■ **Zitierter Textauszug**
#####
# www.dyndns.org



## pyr0t0n (14. April 2004)

Also ich will mit Shoutcast ein  Radio server von meinem rechner aus laufen lassen nur hänge ich hinter einem router zu dem ich keinen zugriff habe... nun will ich wissen ob ich das irgendwie umleiten kann nach aussen auf einen Virtuellen server und das sich die leute darauf connecten..... ist das mit http://www.dyndns.org möglich.... oder gibts ne andere möglichkeit...?

danke schonmal für eure hilfe


----------



## gothic ghost (14. April 2004)

hi,
über  http://www.dyndns.org und einem dort zu bekommenden Tool 
ist es möglich, doch der Knackpunkt ist der Router.
Wieviele Rechner sind denn damit verbunden?
Sollten es mehrere sein sieht es schlecht aus, da du dann eine
feste Route einrichten mußt und dazu brauchst du den Zugang.


----------



## pyr0t0n (15. April 2004)

also wir hängen da mit 3 rechnern dran und ab und zu noch mit nem Laptop.... das prob ist das alle ports zu sind und ich kein zugriff auf den router habe.... 

Da mein Vater angst vor HAckerangriffen hat lässt er sich nicht weichschlagen mir einen Port auf meinen rechner umzuleiten.


----------



## gothic ghost (15. April 2004)

> _Original geschrieben von ie _
> Da mein Vater angst vor HAckerangriffen


hi,
vielleicht kannst du deinem Alten ja doch noch begreiflich machen
wenn ein Port  über  eine feste Route zu einem bestimmten
Rechner geht, der Rest  des Lans nicht erreichbar ist und so nicht
gehackt werden kann. 
Na und alle Ports zu ?   ,  ich vermuhte mal das er nicht weis wie viele
es gibt. ;-) 
Ist dein Alter beim Geheimdienst ?


----------



## pyr0t0n (15. April 2004)

Ne Ne beim Geheimdienst ist er nicht aber er weis schon wie viele ports es gibt...

Er sagt immer ...ich zitiere:

"Wenn cih einen Port zu dienem Rechner Freigebe und da irgendwer durchkommt , dann bleibt er an deiner Softwarefirewall hängen, geht zurück und greift meinen Rechner an...."

Also irgendwie unlogisch.... wenn meine Firewall hält sollte seine auch halten oder *gg* 

Er ist ein alter Sturrkopf...

Gibts denn noch ne andere möglichkeit ohne gleihc wieder irgendwo nen Server zu mieten

Hast vielleicht nen Root server und würdest mir was drauf einrichten *gg*


Gruß
ie


----------



## fluessig (15. April 2004)

Pech - aber vielleicht kannst du den Router tunneln über einen anderen Port. Keine Ahnung ob das mit shoutcast geht.
(Übrigens moderne Trojaner gehen auch über Port 80 - wenn dein Vater sicher sein will, soll er das Internet kappen oder zumindest emails mit Anhang verbieten, usw....)
#####
■ **Bereitgestelltes Material**

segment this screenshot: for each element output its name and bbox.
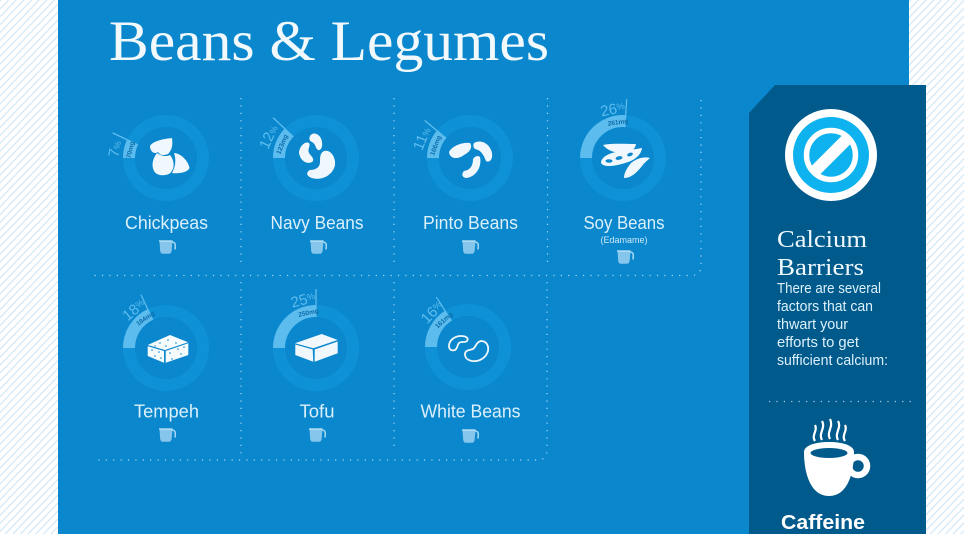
card: pinto beans bbox=[410, 120, 518, 254]
label: white beans: White Beans bbox=[420, 402, 520, 422]
label: soy beans: Soy Beans bbox=[584, 213, 664, 233]
chart: soy beans 26% bbox=[586, 99, 660, 195]
title: Beans & Legumes bbox=[109, 10, 549, 73]
card: tempeh bbox=[119, 295, 203, 442]
icon: tofu block bbox=[295, 334, 338, 362]
icon: white beans bbox=[449, 336, 488, 361]
text: intro: efforts to get bbox=[777, 335, 859, 351]
icon: measuring cup bbox=[159, 241, 175, 254]
chart: navy beans 12%: 12% bbox=[256, 122, 282, 152]
chart: tofu 25%: 250mg bbox=[298, 308, 319, 319]
label: navy beans: Navy Beans bbox=[270, 213, 364, 233]
icon: measuring cup bbox=[309, 429, 325, 442]
heading: calcium barriers: Calcium bbox=[777, 227, 867, 253]
icon: coffee cup bbox=[804, 419, 867, 496]
card: white beans bbox=[418, 297, 520, 443]
chart: navy beans 12%: 123mg bbox=[276, 134, 290, 155]
label: pinto beans: Pinto Beans bbox=[423, 213, 518, 233]
icon: measuring cup bbox=[159, 429, 175, 442]
chart: soy beans 26%: 26 bbox=[599, 100, 619, 120]
icon: measuring cup bbox=[310, 241, 326, 254]
icon: chickpeas bbox=[150, 138, 190, 175]
chart: soy beans 26%: 261mg bbox=[607, 118, 629, 128]
label: edamame: (Edamame) bbox=[600, 235, 648, 246]
chart: chickpeas 7% bbox=[105, 121, 203, 195]
chart: soy beans 26%: % bbox=[616, 101, 626, 112]
chart: tempeh 18%: % bbox=[133, 297, 146, 310]
heading: caffeine: Caffeine bbox=[781, 512, 865, 534]
chart: tofu 25%: 25 bbox=[289, 291, 310, 312]
chart: tempeh 18% bbox=[119, 295, 203, 385]
chart: navy beans 12% bbox=[256, 118, 353, 195]
text: intro: There are several bbox=[777, 281, 881, 297]
text: intro: sufficient calcium: bbox=[777, 353, 888, 369]
heading: calcium barriers: Barriers bbox=[777, 255, 864, 281]
chart: tofu 25% bbox=[279, 289, 353, 385]
icon: pinto beans bbox=[449, 141, 492, 178]
chart: white beans 16%: 16 bbox=[418, 304, 442, 327]
chart: pinto beans 11%: 11% bbox=[410, 125, 435, 153]
chart: pinto beans 11% bbox=[410, 120, 507, 195]
icon: no symbol bbox=[785, 109, 877, 201]
icon: soy bean pods bbox=[601, 144, 650, 178]
chart: white beans 16%: 161mg bbox=[434, 311, 454, 330]
card: chickpeas bbox=[105, 121, 208, 254]
chart: tempeh 18%: 184mg bbox=[135, 310, 156, 328]
card: navy beans bbox=[256, 118, 364, 254]
chart: chickpeas 7%: 70mg bbox=[126, 141, 136, 159]
icon: measuring cup bbox=[462, 430, 478, 443]
icon: navy beans bbox=[299, 134, 335, 179]
panel: calcium barriers bbox=[749, 85, 926, 534]
icon: tempeh block bbox=[148, 335, 188, 363]
text: intro: thwart your bbox=[777, 317, 848, 333]
icon: measuring cup bbox=[617, 251, 633, 264]
chart: white beans 16%: % bbox=[431, 299, 443, 312]
label: tofu: Tofu bbox=[300, 402, 334, 422]
chart: white beans 16% bbox=[418, 297, 505, 384]
chart: tempeh 18%: 18 bbox=[119, 301, 143, 325]
chart: pinto beans 11%: 106mg bbox=[429, 135, 443, 157]
text: intro: factors that can bbox=[777, 299, 873, 315]
card: tofu bbox=[279, 289, 353, 442]
label: chickpeas: Chickpeas bbox=[125, 213, 208, 233]
label: tempeh: Tempeh bbox=[134, 402, 199, 422]
chart: chickpeas 7%: 7% bbox=[105, 140, 125, 159]
chart: tofu 25%: % bbox=[306, 291, 316, 302]
icon: measuring cup bbox=[462, 241, 478, 254]
card: soy beans bbox=[584, 99, 664, 264]
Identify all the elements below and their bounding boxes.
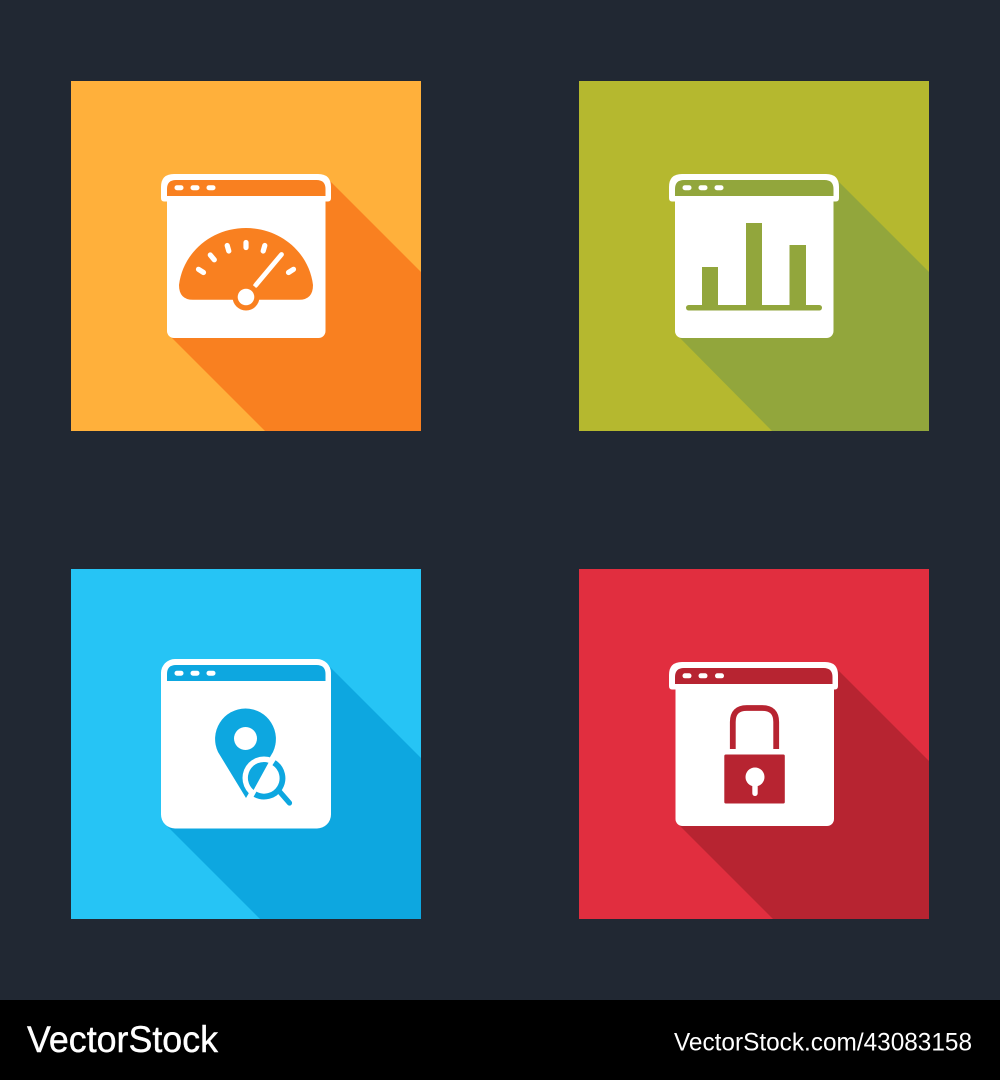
icon: browser window with gauge bbox=[161, 174, 331, 338]
footer bar bbox=[0, 1000, 1000, 1080]
logo wordmark: VectorStock bbox=[27, 1019, 218, 1060]
image id link: VectorStock.com/43083158 bbox=[674, 1028, 972, 1056]
long shadow: blue bbox=[167, 666, 421, 919]
long shadow: dark red bbox=[676, 669, 929, 919]
long shadow: orange bbox=[167, 180, 421, 431]
icon: browser window with bar chart bbox=[669, 174, 839, 338]
icon: browser window with map pin and magnifier bbox=[161, 659, 331, 828]
panel: speedometer browser bbox=[71, 81, 421, 431]
icon: browser window with padlock bbox=[669, 662, 838, 826]
panel: padlock browser bbox=[579, 569, 929, 919]
long shadow: olive bbox=[675, 180, 929, 431]
panel: location search browser bbox=[71, 569, 421, 919]
panel: bar chart browser bbox=[579, 81, 929, 431]
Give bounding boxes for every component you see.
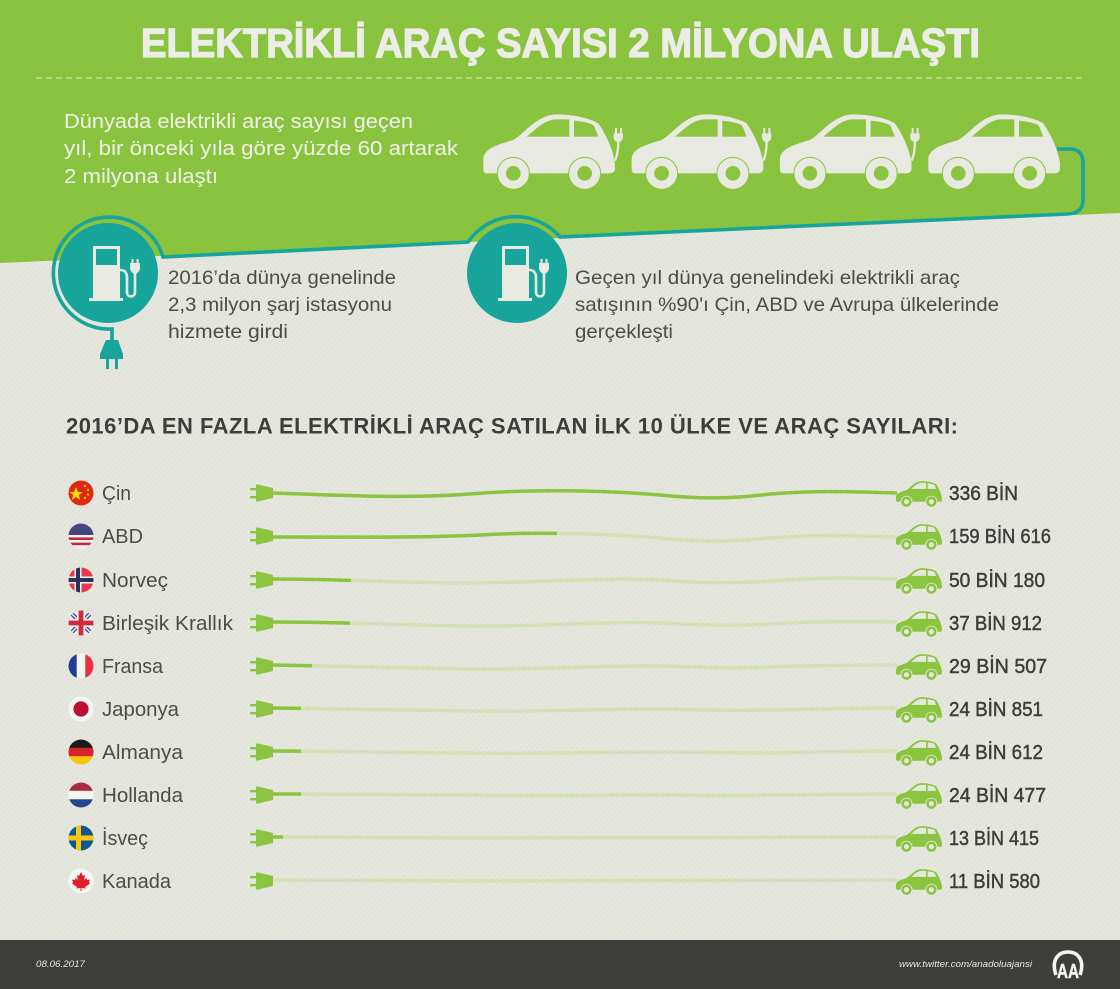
row: Almanya: 24 BİN 612 xyxy=(949,741,1043,764)
car 1 xyxy=(483,114,623,189)
icon: charging station with plug xyxy=(58,223,158,369)
row: Kanada xyxy=(68,868,1040,895)
row: Japonya: 24 BİN 851 xyxy=(949,698,1043,721)
row of electric cars xyxy=(483,114,1060,189)
row: Fransa: Fransa xyxy=(102,656,164,678)
row: Kanada: 11 BİN 580 xyxy=(949,870,1040,893)
row: Norveç xyxy=(68,567,1045,594)
row: ABD: ABD xyxy=(102,526,143,548)
car 4 xyxy=(928,114,1060,189)
date: 08.06.2017 xyxy=(36,959,86,969)
ranking list xyxy=(68,480,1051,895)
row: Hollanda: Hollanda xyxy=(102,785,184,807)
row: Norveç: Norveç xyxy=(102,570,168,592)
row: ABD: 159 BİN 616 xyxy=(949,525,1051,548)
footer bar xyxy=(0,940,1120,989)
car 3 xyxy=(780,114,920,189)
row: Çin: Çin xyxy=(102,483,131,505)
row: Birleşik Krallık: 37 BİN 912 xyxy=(949,612,1042,635)
row: Çin xyxy=(68,480,1018,507)
row: Çin: 336 BİN xyxy=(949,482,1018,505)
green header band xyxy=(0,0,1120,263)
row: Hollanda: 24 BİN 477 xyxy=(949,784,1046,807)
text: charging stations: 2016’da dünya genelinde xyxy=(168,267,396,289)
row: Birleşik Krallık: Birleşik Krallık xyxy=(102,613,234,635)
chart heading: 2016’DA EN FAZLA ELEKTRİKLİ ARAÇ SATILAN İLK 10 ÜLKE VE ARAÇ SAYILARI: xyxy=(66,414,958,438)
teal charging cable xyxy=(53,149,1083,342)
row: İsveç: 13 BİN 415 xyxy=(949,827,1039,850)
icon: charging station xyxy=(467,223,567,323)
row: Almanya xyxy=(68,739,1043,766)
text: charging stations: 2,3 milyon şarj istasyonu xyxy=(168,294,392,316)
text: charging stations xyxy=(168,267,396,343)
intro text: Dünyada elektrikli araç sayısı geçen xyxy=(64,110,413,133)
row: Japonya: Japonya xyxy=(102,699,180,721)
intro text xyxy=(64,110,459,188)
row: İsveç xyxy=(68,825,1039,852)
row: Japonya xyxy=(68,696,1043,723)
row: Kanada: Kanada xyxy=(102,871,172,893)
text: sales share: satışının %90'ı Çin, ABD ve Avrupa ülkelerinde xyxy=(575,294,999,316)
text: sales share xyxy=(575,267,999,343)
row: Fransa xyxy=(68,653,1047,680)
text: charging stations: hizmete girdi xyxy=(168,321,288,343)
logo: Anadolu Agency xyxy=(1054,952,1082,983)
twitter address: www.twitter.com/anadoluajansi xyxy=(899,959,1033,970)
text: sales share: Geçen yıl dünya genelindeki elektrikli araç xyxy=(575,267,960,289)
car 2 xyxy=(632,114,771,189)
row: ABD xyxy=(68,523,1051,550)
logo: Anadolu Agency: AA xyxy=(1057,961,1079,983)
text: sales share: gerçekleşti xyxy=(575,321,673,343)
row: Norveç: 50 BİN 180 xyxy=(949,569,1045,592)
title: ELEKTRİKLİ ARAÇ SAYISI 2 MİLYONA ULAŞTI xyxy=(141,20,980,66)
row: Birleşik Krallık xyxy=(68,610,1042,637)
row: İsveç: İsveç xyxy=(102,827,148,850)
intro text: 2 milyona ulaştı xyxy=(64,165,218,188)
intro text: yıl, bir önceki yıla göre yüzde 60 artarak xyxy=(64,137,459,160)
row: Fransa: 29 BİN 507 xyxy=(949,655,1047,678)
row: Hollanda xyxy=(68,782,1046,809)
row: Almanya: Almanya xyxy=(102,742,184,764)
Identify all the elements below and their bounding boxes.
#####
■ **Zu erstellen**
Übertragen Sie den Satz „Pech - aber vielleicht kannst du den Router tunneln über einen anderen Port.“ aus dem zitierten Textauszug ins Englische.

■ **Lösung**
Bad luck, but maybe you can tunnel through the router via a different port.